## RECORDS SHOWN:
START

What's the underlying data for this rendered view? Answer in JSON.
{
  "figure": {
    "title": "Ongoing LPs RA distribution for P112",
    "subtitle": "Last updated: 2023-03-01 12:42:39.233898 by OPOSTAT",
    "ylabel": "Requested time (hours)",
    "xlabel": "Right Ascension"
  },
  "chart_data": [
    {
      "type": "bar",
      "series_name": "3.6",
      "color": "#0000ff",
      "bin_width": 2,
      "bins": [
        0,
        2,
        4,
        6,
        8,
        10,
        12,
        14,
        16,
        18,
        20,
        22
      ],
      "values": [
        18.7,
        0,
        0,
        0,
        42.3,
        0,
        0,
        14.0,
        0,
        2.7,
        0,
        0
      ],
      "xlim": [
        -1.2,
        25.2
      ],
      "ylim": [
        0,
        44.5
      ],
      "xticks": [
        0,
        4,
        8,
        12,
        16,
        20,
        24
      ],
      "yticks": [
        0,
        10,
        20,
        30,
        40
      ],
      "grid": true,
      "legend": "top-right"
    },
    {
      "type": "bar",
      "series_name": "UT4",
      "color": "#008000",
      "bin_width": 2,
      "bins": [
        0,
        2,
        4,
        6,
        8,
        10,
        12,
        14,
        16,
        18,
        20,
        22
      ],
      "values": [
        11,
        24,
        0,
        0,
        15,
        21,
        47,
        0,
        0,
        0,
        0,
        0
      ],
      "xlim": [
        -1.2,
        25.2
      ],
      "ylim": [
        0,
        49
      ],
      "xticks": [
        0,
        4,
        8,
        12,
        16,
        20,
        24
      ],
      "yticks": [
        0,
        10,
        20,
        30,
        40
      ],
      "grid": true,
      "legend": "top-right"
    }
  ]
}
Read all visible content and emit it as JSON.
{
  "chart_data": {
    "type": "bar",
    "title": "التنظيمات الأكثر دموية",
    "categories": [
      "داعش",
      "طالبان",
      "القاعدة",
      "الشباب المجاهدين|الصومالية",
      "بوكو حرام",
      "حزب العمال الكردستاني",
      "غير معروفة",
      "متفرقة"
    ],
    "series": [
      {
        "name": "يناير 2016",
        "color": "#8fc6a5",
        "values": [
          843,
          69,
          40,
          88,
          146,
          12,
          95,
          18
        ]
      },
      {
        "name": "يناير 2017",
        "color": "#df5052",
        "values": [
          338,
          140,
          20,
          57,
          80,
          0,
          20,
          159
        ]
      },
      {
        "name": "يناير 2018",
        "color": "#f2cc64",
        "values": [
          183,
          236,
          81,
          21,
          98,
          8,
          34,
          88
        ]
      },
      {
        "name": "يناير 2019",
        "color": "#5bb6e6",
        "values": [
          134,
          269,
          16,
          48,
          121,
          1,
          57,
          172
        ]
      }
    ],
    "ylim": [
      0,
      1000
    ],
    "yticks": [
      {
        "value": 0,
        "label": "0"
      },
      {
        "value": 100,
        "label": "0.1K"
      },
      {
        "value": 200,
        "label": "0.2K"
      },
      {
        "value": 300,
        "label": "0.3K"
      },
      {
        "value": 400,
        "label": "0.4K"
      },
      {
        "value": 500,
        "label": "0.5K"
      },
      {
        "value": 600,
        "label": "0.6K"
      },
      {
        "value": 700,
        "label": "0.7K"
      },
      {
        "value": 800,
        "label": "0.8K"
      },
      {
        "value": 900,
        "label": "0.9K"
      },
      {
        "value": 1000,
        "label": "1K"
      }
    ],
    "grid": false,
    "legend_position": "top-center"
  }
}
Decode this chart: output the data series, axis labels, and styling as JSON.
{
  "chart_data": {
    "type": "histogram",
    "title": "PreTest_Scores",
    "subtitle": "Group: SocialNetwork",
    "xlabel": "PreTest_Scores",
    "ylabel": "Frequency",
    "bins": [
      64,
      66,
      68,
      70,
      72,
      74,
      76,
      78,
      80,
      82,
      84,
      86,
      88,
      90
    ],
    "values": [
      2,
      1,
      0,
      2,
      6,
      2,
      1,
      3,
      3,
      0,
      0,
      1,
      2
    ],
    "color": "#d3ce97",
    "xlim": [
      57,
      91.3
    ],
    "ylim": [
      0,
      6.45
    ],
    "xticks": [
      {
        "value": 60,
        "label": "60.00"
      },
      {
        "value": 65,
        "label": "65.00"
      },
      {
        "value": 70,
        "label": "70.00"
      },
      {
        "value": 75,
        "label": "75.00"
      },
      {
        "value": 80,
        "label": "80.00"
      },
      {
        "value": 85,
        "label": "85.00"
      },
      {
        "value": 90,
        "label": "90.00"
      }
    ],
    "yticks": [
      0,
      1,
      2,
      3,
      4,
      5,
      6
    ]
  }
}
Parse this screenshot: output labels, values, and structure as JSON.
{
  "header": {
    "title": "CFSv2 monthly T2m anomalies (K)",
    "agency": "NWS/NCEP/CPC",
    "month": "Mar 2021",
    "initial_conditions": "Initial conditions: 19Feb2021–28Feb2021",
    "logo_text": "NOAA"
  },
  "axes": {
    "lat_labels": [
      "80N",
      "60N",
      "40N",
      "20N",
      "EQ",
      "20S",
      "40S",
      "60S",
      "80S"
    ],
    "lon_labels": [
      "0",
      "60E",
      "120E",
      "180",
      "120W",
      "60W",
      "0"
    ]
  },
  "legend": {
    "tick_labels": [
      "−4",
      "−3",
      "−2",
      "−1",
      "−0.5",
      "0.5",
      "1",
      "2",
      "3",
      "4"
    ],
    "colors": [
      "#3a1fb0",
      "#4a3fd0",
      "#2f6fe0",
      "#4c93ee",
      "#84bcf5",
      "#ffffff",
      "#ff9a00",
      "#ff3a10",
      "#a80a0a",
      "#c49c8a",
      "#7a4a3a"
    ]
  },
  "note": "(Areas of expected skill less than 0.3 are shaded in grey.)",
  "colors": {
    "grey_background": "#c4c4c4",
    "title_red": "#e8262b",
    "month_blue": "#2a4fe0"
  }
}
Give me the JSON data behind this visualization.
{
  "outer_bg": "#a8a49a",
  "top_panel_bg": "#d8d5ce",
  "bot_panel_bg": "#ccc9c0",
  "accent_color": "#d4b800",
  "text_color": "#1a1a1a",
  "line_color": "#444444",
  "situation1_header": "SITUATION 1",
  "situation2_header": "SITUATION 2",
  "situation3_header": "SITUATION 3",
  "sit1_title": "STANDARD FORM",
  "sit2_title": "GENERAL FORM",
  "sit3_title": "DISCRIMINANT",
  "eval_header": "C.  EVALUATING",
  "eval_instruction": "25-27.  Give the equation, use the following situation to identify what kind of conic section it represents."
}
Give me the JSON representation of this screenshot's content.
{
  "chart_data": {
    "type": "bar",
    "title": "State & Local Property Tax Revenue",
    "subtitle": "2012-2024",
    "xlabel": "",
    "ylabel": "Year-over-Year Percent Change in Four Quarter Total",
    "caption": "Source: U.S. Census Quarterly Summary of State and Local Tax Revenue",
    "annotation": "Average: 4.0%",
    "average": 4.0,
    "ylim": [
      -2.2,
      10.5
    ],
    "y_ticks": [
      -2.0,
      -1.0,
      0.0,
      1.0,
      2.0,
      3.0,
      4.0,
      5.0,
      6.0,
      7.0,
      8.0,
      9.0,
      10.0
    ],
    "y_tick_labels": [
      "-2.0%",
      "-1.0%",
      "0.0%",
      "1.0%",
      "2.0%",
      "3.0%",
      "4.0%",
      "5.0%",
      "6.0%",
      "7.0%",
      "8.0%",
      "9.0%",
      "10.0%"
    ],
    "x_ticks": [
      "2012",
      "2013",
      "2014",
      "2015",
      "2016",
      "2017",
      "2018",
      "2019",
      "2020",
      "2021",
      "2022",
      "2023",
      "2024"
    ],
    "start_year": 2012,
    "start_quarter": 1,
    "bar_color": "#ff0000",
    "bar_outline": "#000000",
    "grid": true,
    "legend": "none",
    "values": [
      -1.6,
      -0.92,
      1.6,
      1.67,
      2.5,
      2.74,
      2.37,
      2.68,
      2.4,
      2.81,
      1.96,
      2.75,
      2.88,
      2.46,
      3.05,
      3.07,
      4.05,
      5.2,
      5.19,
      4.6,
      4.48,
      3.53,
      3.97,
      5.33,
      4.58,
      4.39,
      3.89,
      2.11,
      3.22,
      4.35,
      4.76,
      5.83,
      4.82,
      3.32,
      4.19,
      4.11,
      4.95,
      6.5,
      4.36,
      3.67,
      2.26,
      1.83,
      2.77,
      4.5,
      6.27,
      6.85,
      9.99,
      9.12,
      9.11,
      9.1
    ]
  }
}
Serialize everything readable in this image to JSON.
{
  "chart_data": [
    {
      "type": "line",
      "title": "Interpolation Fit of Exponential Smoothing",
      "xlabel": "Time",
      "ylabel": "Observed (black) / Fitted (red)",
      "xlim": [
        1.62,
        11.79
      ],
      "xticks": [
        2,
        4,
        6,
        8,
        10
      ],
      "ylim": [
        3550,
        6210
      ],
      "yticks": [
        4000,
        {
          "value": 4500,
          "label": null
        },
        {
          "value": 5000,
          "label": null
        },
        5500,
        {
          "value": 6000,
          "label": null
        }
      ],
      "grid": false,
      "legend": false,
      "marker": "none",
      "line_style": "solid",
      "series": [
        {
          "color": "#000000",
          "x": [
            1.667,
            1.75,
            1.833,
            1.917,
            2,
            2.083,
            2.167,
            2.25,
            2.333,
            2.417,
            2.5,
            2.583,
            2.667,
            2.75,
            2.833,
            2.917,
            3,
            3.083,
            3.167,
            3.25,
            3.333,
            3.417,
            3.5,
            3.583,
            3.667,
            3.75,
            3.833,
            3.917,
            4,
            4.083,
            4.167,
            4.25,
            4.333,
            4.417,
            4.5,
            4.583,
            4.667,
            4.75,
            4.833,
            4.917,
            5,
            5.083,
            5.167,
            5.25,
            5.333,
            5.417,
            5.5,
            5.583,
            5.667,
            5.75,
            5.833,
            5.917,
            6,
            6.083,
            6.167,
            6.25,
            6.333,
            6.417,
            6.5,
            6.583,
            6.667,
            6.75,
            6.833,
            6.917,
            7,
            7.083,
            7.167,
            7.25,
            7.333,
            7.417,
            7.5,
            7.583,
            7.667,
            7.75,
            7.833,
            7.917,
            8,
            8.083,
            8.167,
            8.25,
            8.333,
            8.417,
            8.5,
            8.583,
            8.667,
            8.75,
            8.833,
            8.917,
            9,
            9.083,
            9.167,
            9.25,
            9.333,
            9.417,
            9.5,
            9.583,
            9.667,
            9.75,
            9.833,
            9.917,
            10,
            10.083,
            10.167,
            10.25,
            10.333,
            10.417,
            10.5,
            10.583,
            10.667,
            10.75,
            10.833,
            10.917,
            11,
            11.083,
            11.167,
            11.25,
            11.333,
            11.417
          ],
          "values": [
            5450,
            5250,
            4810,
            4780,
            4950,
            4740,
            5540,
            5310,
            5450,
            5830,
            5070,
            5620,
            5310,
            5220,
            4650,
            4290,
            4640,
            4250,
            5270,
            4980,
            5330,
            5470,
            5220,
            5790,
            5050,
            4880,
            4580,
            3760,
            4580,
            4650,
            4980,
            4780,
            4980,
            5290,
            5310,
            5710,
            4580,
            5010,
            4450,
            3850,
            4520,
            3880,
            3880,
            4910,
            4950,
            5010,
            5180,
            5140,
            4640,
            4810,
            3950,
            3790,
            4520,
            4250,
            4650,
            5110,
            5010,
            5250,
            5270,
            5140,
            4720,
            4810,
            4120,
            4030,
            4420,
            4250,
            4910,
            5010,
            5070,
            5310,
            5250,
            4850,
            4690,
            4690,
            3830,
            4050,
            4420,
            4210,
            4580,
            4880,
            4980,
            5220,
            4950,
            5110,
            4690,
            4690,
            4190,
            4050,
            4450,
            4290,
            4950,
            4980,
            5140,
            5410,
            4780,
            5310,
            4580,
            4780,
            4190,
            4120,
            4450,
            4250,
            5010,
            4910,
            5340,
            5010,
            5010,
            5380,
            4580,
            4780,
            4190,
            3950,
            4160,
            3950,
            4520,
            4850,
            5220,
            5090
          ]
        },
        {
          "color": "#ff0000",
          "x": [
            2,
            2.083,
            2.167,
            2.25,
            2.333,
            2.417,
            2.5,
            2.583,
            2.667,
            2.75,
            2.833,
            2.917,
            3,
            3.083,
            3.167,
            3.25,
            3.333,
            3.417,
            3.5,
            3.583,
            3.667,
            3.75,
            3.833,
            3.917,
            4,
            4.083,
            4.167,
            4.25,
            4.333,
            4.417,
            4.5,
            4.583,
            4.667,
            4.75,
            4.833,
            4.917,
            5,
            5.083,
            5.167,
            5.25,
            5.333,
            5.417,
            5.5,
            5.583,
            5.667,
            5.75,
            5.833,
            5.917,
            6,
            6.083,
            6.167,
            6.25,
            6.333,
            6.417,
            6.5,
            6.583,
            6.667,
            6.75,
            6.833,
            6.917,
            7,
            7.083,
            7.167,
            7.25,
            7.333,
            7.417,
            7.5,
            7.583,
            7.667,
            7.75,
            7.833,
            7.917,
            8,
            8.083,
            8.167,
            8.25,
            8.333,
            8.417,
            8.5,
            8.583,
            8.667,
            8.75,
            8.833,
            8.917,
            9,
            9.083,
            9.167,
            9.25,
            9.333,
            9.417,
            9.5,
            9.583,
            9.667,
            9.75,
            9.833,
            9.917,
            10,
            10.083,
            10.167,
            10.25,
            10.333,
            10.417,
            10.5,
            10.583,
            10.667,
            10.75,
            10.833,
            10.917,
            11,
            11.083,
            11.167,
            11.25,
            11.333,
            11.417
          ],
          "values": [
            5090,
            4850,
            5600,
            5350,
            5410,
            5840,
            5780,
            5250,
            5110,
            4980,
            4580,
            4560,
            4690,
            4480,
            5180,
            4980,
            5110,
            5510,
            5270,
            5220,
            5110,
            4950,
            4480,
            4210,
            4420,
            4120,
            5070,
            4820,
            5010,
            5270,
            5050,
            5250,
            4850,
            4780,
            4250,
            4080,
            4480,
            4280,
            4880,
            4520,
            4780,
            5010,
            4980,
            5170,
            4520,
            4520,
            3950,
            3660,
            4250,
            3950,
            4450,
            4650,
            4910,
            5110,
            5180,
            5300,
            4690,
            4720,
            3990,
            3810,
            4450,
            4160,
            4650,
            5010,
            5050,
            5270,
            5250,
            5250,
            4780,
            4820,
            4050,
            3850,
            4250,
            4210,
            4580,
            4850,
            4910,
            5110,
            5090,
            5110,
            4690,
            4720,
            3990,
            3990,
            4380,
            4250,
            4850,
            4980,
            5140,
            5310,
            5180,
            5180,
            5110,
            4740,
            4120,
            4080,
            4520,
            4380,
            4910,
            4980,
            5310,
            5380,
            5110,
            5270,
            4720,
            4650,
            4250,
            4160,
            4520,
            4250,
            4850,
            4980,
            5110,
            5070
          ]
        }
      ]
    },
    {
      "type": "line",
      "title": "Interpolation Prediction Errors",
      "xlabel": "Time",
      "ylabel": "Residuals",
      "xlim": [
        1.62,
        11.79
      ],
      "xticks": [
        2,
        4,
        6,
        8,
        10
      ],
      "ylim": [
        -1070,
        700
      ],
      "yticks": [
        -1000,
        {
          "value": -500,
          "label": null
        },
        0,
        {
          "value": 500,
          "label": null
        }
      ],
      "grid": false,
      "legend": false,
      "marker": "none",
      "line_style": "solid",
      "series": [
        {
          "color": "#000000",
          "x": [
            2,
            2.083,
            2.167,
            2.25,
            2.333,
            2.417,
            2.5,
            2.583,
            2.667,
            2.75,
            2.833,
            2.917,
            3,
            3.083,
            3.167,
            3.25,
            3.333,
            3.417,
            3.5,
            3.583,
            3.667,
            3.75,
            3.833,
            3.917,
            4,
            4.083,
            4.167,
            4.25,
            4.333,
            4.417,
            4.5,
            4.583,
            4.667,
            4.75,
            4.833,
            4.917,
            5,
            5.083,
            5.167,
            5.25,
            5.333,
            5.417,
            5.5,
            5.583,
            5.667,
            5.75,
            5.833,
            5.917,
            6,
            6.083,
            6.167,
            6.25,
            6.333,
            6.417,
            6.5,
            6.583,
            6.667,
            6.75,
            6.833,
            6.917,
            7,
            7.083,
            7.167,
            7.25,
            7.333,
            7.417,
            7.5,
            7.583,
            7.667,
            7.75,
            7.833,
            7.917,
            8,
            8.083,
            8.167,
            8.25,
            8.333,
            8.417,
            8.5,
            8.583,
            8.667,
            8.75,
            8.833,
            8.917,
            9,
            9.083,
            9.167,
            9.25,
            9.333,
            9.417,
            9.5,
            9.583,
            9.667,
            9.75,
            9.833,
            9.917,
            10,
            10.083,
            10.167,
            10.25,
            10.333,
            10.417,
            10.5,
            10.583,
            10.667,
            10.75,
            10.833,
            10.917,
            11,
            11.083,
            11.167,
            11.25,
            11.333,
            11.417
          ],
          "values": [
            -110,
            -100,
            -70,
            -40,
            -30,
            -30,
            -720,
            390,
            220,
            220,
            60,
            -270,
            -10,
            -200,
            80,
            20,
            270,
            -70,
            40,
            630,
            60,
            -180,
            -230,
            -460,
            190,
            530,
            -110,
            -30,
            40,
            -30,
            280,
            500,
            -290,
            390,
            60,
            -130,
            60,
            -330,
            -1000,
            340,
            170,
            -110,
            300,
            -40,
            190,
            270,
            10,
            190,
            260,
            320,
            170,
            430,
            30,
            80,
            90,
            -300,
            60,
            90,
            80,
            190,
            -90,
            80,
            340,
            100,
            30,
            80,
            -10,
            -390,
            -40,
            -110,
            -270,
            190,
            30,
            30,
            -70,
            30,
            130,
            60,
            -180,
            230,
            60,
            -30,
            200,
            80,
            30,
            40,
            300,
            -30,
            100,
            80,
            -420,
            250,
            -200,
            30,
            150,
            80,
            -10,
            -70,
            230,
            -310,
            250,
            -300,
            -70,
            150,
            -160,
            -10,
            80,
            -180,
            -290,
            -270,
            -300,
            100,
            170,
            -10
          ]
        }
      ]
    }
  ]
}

END

## STATED PROBLEM:
In the entries above, find lines with "xlabel" and copy each.

## TASK OUTPUT:
    "xlabel": "Right Ascension"
    "xlabel": "PreTest_Scores",
    "xlabel": "",
      "xlabel": "Time",
      "xlabel": "Time",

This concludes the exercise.